## Records for the exercise
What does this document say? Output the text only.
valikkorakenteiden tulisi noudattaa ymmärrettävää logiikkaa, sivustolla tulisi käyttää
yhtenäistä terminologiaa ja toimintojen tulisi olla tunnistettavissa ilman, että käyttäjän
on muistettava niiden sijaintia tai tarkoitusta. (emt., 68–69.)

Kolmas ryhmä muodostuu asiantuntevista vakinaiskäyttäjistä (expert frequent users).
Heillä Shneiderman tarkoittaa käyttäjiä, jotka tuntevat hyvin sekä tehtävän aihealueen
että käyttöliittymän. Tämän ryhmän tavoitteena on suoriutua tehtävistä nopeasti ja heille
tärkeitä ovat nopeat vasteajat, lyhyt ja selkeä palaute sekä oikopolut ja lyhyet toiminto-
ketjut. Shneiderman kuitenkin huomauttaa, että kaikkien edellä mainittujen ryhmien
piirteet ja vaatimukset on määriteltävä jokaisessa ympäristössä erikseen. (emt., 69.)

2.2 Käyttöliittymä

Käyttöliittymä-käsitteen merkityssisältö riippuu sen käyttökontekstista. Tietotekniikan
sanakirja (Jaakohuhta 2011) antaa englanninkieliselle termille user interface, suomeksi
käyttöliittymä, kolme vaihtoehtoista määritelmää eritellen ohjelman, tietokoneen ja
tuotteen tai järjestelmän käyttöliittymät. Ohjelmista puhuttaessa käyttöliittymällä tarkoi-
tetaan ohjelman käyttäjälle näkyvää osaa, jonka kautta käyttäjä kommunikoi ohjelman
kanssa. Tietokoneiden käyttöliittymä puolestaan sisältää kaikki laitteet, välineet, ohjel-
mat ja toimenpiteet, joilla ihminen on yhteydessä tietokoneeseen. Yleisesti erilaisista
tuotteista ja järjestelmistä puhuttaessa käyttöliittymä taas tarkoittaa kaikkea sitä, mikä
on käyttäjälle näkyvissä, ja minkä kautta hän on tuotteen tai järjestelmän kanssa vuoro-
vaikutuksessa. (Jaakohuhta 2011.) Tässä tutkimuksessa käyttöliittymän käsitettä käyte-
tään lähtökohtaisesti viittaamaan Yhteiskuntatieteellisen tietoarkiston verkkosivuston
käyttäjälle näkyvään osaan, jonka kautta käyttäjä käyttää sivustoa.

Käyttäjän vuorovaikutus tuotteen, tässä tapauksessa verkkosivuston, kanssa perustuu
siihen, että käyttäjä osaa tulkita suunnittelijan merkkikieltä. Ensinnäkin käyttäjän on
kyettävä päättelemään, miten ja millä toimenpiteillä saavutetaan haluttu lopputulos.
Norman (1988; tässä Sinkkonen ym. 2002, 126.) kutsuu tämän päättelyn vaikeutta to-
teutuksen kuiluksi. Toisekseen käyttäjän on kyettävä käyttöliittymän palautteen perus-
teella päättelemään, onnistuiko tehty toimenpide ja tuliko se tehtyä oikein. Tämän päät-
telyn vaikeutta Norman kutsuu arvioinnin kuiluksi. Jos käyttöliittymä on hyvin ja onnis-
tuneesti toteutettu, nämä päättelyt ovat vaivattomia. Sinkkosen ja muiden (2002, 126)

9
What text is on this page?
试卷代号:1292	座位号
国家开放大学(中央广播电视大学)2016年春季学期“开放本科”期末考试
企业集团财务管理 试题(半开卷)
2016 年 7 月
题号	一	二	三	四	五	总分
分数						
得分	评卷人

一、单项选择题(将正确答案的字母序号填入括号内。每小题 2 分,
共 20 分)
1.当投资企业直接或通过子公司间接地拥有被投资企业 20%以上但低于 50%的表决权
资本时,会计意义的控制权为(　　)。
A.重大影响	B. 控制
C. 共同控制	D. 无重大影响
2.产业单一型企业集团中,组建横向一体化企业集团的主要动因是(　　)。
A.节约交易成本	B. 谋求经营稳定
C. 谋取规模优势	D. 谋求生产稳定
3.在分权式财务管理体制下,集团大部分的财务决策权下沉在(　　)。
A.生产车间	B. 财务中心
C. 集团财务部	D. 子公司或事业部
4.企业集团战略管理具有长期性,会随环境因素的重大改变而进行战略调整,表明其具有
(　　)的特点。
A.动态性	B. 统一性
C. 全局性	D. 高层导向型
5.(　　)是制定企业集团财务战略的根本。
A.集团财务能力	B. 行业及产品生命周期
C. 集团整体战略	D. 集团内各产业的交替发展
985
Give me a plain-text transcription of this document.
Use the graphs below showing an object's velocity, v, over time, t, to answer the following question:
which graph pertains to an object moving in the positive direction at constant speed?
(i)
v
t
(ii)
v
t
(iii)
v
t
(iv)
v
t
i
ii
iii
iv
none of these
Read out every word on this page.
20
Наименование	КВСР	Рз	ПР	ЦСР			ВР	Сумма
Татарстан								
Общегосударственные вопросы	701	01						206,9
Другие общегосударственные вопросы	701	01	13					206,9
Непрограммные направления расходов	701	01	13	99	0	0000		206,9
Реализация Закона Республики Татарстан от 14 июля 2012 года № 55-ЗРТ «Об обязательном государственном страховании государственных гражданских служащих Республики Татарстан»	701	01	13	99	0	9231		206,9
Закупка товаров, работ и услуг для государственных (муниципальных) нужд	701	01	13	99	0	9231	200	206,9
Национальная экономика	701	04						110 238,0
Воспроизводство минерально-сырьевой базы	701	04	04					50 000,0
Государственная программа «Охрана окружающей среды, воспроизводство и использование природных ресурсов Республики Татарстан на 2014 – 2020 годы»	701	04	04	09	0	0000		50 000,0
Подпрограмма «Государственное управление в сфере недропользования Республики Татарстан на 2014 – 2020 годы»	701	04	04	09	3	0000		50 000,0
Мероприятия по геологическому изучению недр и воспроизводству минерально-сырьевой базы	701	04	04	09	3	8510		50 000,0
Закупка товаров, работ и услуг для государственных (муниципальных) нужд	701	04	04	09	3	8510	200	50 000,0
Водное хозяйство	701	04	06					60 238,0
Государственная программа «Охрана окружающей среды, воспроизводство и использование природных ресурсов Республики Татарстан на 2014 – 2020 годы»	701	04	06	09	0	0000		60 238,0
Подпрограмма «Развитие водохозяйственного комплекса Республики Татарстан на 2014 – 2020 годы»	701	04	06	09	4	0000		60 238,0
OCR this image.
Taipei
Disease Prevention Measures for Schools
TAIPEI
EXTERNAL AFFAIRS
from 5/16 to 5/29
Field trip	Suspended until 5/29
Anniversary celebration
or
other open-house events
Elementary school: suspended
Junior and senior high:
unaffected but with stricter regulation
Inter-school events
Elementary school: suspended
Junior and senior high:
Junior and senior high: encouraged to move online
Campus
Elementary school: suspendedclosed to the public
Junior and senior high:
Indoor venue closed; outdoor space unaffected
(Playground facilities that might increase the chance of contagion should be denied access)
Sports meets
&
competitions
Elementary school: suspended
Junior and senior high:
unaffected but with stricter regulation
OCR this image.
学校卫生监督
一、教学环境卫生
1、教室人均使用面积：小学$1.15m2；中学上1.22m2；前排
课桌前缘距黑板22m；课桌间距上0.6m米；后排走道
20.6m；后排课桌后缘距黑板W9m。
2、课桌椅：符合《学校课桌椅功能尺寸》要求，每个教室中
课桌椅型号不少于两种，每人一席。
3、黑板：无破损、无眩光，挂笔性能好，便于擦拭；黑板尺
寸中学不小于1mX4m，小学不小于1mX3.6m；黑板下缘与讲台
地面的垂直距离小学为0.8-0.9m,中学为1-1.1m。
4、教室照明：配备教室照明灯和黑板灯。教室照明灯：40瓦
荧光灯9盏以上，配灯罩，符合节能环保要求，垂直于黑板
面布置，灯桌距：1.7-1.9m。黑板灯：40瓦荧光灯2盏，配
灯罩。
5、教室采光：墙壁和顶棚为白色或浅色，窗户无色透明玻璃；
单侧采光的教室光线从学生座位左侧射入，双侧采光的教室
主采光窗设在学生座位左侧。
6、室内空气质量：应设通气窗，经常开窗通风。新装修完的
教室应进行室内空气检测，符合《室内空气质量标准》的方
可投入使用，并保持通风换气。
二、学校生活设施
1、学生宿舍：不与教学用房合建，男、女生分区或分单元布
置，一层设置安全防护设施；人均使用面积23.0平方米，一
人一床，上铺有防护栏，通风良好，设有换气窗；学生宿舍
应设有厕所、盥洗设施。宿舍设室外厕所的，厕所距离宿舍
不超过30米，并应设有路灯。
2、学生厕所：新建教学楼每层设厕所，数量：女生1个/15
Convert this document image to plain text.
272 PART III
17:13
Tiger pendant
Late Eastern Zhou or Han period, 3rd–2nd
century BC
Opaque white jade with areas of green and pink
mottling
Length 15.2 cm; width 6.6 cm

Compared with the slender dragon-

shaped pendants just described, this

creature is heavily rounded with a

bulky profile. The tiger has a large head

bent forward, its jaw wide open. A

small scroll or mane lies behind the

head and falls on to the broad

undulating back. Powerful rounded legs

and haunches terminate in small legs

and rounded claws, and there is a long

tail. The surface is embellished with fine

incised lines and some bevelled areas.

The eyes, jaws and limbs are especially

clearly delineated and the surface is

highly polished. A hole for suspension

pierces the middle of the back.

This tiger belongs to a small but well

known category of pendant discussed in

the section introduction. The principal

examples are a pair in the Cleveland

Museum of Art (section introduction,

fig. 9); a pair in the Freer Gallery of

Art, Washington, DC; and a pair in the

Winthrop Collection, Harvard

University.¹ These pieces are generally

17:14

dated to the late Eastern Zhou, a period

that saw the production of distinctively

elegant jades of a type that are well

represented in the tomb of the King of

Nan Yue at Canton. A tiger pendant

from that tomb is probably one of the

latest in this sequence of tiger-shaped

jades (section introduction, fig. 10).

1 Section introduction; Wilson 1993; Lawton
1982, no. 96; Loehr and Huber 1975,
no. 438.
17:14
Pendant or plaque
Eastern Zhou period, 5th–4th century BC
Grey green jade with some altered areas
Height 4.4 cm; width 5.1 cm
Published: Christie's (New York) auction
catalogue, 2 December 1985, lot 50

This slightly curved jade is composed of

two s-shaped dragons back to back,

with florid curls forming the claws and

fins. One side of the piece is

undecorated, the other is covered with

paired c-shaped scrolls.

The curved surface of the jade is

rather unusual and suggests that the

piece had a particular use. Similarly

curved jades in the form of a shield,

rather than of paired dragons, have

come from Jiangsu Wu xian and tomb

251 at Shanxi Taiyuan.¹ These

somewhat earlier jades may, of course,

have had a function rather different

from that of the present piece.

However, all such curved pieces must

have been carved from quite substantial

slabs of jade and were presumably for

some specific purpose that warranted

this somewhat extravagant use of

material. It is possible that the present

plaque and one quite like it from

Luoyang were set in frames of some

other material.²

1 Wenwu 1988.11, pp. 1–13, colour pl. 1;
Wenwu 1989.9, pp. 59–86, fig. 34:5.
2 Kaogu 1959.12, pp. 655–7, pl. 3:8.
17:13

## Description of the task
Using the listing above, list every line in which the string "head" occurs.

## Finished task
bulky profile. The tiger has a large head
head and falls on to the broad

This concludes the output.